• [WHAT YOU ARE ASKED TO DO] Continue the passage below on modernizing American high schools, picking up after its last sentence.

News broke this month that the nation’s graduation rates again rose to a new high, with more than 84% of public school students graduating on time in 2016. So, what’s next for this crop of graduates? Were they ready for the next steps in life, college and careers? Shockingly few (16%) of their eventual professors and (20% of) employers thought so (ACT National Curriculum Survey, 2016; Achieve Rising to the Challenge Survey, 2015). These rates are not substantially different from the percentage (25%) of 12th graders who scored at or above proficient on the most recent math portion of the so-called Nation’s Report Card (The Condition of Education, NAEP, 2016).
How do we close this glaring preparation gap? How do we ensure that, as technology advances and accelerates industry at an incredible pace, schools are able to provide students with what they need to be successful after high school?
Serving as a public educator for the past 16 years, I understand teachers’ defensiveness on the topic of modernizing the school system. ‘Outsiders’ sometimes focus on the most visceral holdovers of the 20th century, such as outdated learning spaces. Educational advocates point out the more important shifts that have occurred – inside the classroom -– away from teacher-directed lectures and desk work toward ‘student-centered learning.’ Also notable are comprehensive approaches to addressing students’ needs, such as the holistic, evidence-based community schools model, which addresses the ‘whole child’ and maximizes schools’ capacity to serve as community hubs for a variety of services to engage and support students and families, nearly 24/7. No matter the perspective, it’s clear that American schools need to evolve to better ensure graduates are prepared for the changing world and workplace.
Of course, for every modern problem, there seems to be a venture to solve it. Ambitious projects to advance K-12 education include XQ: The Super School Project, launched to spur and identify ideas to #RethinkHighSchool, led by Laurene Powell Jobs, with a board of directors that includes educational legend Geoffrey Canada. In addition to some of the more innovative facilities and technology-focused changes included in the winning project proposal and the many other efforts underway in connection with XQ, the collective has made good use of the attention it has garnered to promote key components of a high-quality, 21st century education, ranging from knowing ‘how to learn,’ with respect to paying attention, questioning effectively, and learning from failure; as well as to “know the past, wield the power of math and science, experience and make art, and become good citizens.” Again, while XQ brought much needed attention to high school modernization, its $10 million prize money for the winning proposals did not provide a realistically scalable model.

• [DATA TO EXAMINE]
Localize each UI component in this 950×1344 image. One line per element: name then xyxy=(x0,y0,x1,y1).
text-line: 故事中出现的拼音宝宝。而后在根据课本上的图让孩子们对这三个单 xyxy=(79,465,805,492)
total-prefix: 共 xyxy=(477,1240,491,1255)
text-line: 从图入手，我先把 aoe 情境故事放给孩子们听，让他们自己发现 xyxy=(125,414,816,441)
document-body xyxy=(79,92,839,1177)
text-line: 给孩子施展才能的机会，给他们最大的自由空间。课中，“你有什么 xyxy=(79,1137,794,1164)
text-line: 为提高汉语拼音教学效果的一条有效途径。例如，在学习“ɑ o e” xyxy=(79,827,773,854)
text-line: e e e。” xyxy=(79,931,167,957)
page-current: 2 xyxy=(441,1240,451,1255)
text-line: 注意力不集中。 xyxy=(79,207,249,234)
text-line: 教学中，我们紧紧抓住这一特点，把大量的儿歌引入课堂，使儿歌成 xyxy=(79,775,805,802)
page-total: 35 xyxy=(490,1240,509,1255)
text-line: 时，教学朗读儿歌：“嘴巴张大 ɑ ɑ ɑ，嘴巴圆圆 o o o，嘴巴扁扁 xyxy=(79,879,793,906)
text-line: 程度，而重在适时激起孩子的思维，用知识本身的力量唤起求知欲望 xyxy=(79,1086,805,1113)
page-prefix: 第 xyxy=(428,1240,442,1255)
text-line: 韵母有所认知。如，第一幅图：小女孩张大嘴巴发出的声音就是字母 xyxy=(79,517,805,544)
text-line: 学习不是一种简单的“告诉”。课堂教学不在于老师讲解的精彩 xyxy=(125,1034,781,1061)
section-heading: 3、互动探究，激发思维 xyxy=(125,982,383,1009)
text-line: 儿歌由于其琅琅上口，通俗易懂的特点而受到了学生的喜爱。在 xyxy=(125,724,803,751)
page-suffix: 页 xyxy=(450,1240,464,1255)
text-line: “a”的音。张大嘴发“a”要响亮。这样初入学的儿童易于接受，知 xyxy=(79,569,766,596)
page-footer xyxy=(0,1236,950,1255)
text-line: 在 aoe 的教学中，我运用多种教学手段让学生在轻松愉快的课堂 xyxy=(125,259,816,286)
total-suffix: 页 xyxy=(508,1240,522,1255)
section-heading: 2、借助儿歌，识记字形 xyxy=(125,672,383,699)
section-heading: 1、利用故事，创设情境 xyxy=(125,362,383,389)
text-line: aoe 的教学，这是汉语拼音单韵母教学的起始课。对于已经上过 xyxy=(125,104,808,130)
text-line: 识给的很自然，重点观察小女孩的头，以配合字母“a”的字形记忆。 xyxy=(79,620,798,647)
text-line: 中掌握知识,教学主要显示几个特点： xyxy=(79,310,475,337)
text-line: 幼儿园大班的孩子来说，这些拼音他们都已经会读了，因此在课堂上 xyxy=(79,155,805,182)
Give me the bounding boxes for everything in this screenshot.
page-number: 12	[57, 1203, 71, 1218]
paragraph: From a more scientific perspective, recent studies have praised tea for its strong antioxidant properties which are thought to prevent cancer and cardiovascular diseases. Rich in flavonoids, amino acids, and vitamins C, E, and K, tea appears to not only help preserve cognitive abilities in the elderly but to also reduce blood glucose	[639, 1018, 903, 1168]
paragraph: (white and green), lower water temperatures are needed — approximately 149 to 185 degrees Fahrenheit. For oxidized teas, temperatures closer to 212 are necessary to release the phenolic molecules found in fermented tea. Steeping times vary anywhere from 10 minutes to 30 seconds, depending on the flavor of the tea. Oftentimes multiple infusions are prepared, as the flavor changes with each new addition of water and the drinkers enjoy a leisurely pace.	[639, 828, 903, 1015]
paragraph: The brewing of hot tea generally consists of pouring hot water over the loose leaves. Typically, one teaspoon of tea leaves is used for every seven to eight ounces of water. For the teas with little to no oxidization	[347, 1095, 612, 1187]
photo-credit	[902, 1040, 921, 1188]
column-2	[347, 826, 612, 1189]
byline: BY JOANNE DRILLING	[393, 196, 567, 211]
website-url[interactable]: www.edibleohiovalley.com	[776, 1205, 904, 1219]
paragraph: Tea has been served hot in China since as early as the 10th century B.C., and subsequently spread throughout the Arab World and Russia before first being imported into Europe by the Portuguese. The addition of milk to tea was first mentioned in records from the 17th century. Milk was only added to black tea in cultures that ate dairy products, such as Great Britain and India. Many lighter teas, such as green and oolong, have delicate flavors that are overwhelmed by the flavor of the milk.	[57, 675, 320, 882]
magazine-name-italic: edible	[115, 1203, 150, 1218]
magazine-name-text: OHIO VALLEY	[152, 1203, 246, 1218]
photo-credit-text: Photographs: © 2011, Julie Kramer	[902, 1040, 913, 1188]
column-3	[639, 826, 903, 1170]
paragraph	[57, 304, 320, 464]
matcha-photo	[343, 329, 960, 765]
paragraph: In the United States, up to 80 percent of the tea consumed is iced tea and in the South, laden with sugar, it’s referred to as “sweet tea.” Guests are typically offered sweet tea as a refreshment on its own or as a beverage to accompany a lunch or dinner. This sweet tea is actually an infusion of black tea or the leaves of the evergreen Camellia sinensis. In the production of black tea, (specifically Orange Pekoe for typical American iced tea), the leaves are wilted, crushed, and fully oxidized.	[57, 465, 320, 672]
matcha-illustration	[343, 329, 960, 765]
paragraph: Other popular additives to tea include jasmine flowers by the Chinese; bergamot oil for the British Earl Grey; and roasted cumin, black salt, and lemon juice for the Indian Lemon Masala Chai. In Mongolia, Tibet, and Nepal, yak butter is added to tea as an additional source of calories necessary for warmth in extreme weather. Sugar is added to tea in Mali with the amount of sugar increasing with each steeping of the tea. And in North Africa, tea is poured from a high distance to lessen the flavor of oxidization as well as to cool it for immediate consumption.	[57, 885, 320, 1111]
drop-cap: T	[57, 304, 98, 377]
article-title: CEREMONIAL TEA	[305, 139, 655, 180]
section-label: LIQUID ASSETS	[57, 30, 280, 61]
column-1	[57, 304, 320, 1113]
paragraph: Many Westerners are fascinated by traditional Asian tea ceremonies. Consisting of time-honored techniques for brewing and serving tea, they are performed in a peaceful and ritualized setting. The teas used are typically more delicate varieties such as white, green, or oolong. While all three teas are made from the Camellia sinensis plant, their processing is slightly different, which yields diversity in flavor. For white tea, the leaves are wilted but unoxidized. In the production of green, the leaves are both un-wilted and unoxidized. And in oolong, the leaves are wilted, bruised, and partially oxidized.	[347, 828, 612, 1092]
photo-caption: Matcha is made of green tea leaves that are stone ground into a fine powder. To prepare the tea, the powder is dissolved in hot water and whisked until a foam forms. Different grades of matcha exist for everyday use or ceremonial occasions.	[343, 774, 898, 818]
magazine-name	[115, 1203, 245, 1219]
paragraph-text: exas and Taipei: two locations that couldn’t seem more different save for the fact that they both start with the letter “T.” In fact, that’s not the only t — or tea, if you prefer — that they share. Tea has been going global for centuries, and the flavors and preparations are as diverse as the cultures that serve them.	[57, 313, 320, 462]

• [ANSWER SECTION]
While these components are, of course, intuitive and evidence-based, they certainly leave readers and education supporters with the sense that there may be more to a 21st century education. Indeed, as many like to say, “A college degree is the new high school diploma” (Washington Post, 2017). It’s clear we need to rethink the high school years, putting students more solidly on a path to college and careers.
As we work collectively to help answer the age-old student questions, “Why are we learning this?” and perhaps the more modern ‘WIFM’ – What’s in it for me?, we must attend to students’ needs, interests, and innate desire for challenge. Project-based learning, service learning, and opportunities to earn college and career credentials are key programmatic pieces to solving this puzzle. Engaging students’ interest in making the world a better place is central to exciting local, student-led efforts facilitated by programs such as the successful and growing WE Schools global initiative. By advocating and creating solutions to problems they identify, students are empowered to own, advance and continue their learning to improve their communities. WE Schools opened an office in central Maryland this year, building partnerships with MSDE, several school districts, and a wide range of community-based nonprofits.
With respect to coursework, a steady increase in expectations by colleges and employers over the past two decades has led to significant growth in the number of high school students taking college-level courses. With models ranging from ‘dual enrollment’ to ‘early college’ to ‘middle college,’ there has been a surge in the number of students taking college credit in high school (CCHS), doubling between 2003 and 2011, fast approaching 2 million nationally. A new working group report calls for thoughtful policy decisions that make these programs more accessible and the credits earned, more accepted and transferrable. Recent research has shown significant benefits for CCHS students, including earning college degrees on average a year faster than their peers (National Student Clearinghouse Center Research Center, 2017). In addition, almost double the number of public school students (1.1 million) took a College Board AP exam in 2016 than in 2006 (645,000).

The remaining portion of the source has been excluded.